Procédure devant la Cour :
Par une requête et un mémoire, enregistrés les 13 septembre 2016 et 16 janvier 2018, sous le n° 16MA03671, la SCI PVA, représentée par Me B... demande à la Cour :
1°) d'annuler ce jugement du tribunal administratif de Montpellier du 12 juillet 2016 ;
2°) d'annuler les arrêtés des 5 mai et 4 novembre 2014 ;
3°) de mettre à la charge de l'Etat la somme de 2 500 euros au titre des dispositions de l'article L. 761-1 du code de justice administrative.
Elle soutient que :
- son gérant est recevable à agir en justice sans avoir à produire de document l'autorisant à introduire une requête d'appel ;
- sa demande d'annulation de l'arrêté du 5 mai 2014 n'est pas tardive ;
- le tribunal n'a pas répondu au moyen tiré de l'absence d'utilité publique du projet ;
- il a estimé à tort que l'arrêté du 4 novembre 2014 était un nouvel arrêté déclaratif de cessibilité ;
- il aurait dû nécessairement vérifier si un changement dans les circonstances de fait et de droit était intervenu ;
- le projet méconnaît les dispositions de l'article L. 160-1 du code de l'urbanisme ;
- le préfet de l'Hérault a commis une erreur manifeste d'appréciation en intégrant sa parcelle dans son entier ;
- l'arrêté contesté est entaché d'un détournement de pouvoir.
Par un mémoire en défense, enregistré le 21 août 2017, le ministre de l'intérieur conclut au rejet de la requête.
Il soutient que :
- la requête est irrecevable ;
- les moyens soulevés par la SCI PVA ne sont pas fondés.
Par un mémoire en défense, enregistré le 20 décembre 2017, la commune de Montpellier et le société d'équipement de la région Montpelliéraine (SERM) concluent au rejet de la requête et demandent à la Cour de mettre à la charge de la SCI PVA la somme de 2 000 euros chacune au titre des dispositions de l'article L. 761-1 du code de justice administrative.
Elles soutiennent que :
- la requête est irrecevable ;
- les moyens soulevés par la SCI PVA ne sont pas fondés.
Un avis d'audience portant clôture immédiate de l'instruction a été émis le 16 avril 2018.
Un mémoire présenté par la SCI PVA a été enregistré le 7 mai 2018, postérieurement à la clôture d'instruction.
Vu les autres pièces du dossier.

(Données enregistrées)

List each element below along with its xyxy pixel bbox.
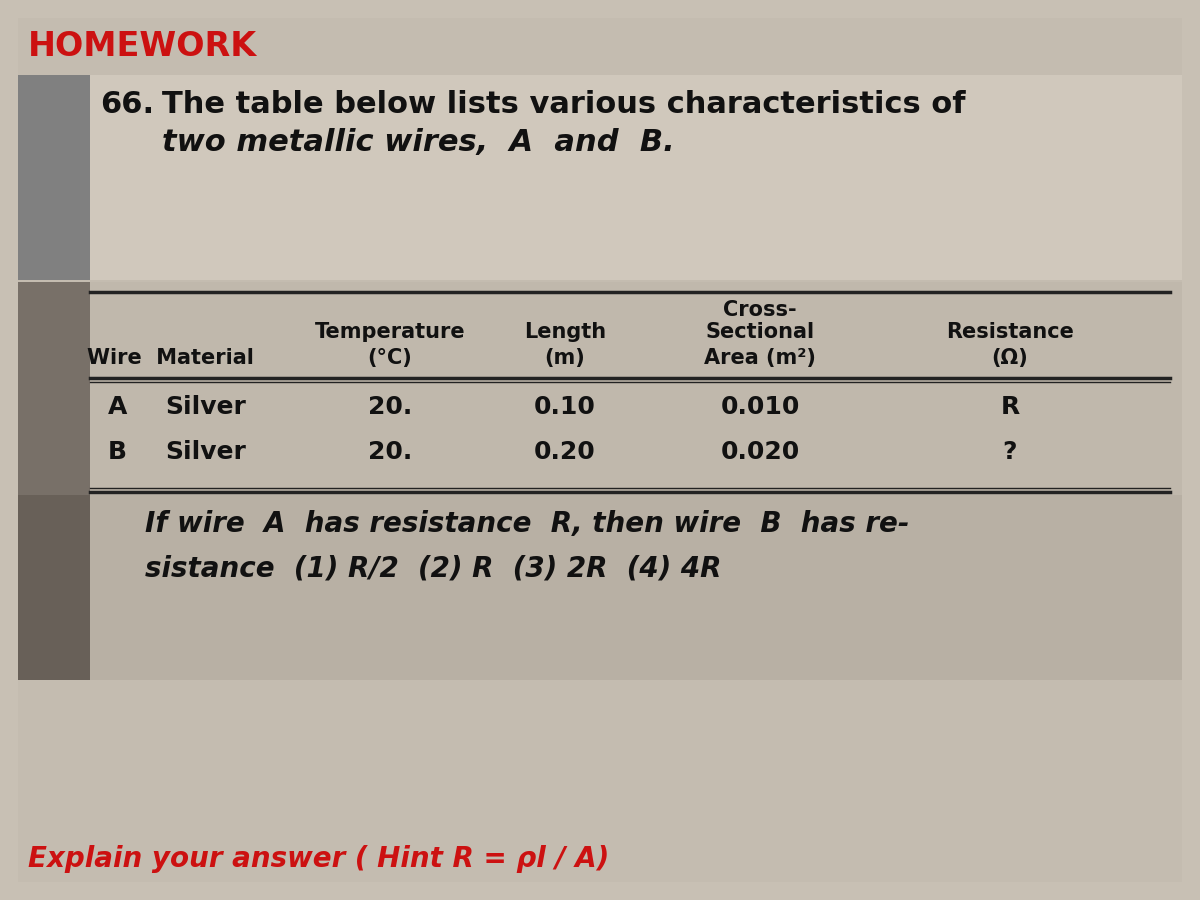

(Consigne) Reprenez l'exposé de la procédure concernant la SCI PVA là où il s'interrompt. Les données constituent un matériau distinct de l'exposé de la procédure.

(Réponse)
Vu :
- le code civil ;
- le code de l'expropriation pour cause d'utilité publique ;
- le code de l'urbanisme ;
- le code de justice administrative.
Les parties ont été régulièrement averties du jour de l'audience.
Ont été entendus au cours de l'audience publique :
- le rapport de Mme Marchessaux,
- les conclusions de M. Revert, rapporteur public,
- et les observations de Me A... pour la commune de Montpellier et la SERM.
Considérant ce qui suit :
1. La SCI PVA relève appel du jugement du 12 juillet 2016 du tribunal administratif de Montpellier qui a rejeté sa demande tendant à l'annulation de l'arrêté du préfet de l'Hérault, du 5 mai 2014, déclarant d'utilité publique le projet d'aménagement de la zone d'aménagement concerté (ZAC) " Nouveau Saint Roch " et cessible la totalité de la parcelle cadastrée EV 402 en vue de la réalisation de ce projet, ainsi que l'arrêté du 4 novembre 2014 prolongeant la cessibilité de cet immeuble.
Sur la fin de non recevoir opposée par le ministre de l'intérieur :
2. Aux termes du premier alinéa de l'article 1849 du code civil : " Dans les rapports avec les tiers, le gérant engage la société par les actes entrant dans l'objet social (...) ". Il résulte de ces dispositions que le gérant d'une société civile tient normalement de ses fonctions le droit d'agir en justice. Ainsi, la fin de non-recevoir opposée par le ministre de l'intérieur, tiré du défaut de capacité d'ester en justice du représentant de la SCI PVA doit être écartée.
Sur la recevabilité des conclusions à fin d'annulation de l'arrêté du 5 mai 2014 :
3. En premier lieu, il ressort des pièces du dossier et n'est pas contesté que l'arrêté du 5 mai 2014 en tant qu'il déclare d'utilité publique le projet d'aménagement de la ZAC " Nouveau Saint Roch " a été publié au recueil des actes administratifs de la préfecture de l'Hérault du 9 mai 2014. La circonstance que la SCI PVA ait reçu notification de cet arrêté à l'occasion de la notification de l'arrêté du 4 mai 2014 prolongeant la cessibilité des immeubles nécessaires à cette opération est sans incidence sur la computation des délais de recours de l'arrêté contesté qui ont couru à compter de sa publication. La commune de Montpellier et la SERM sont dès lors fondées à faire valoir que les conclusions de la requête d'appel tendant à l'annulation de cet arrêté en tant qu'il porte déclaration d'utilité publique du projet en litige sont irrecevables en raison de leur tardiveté.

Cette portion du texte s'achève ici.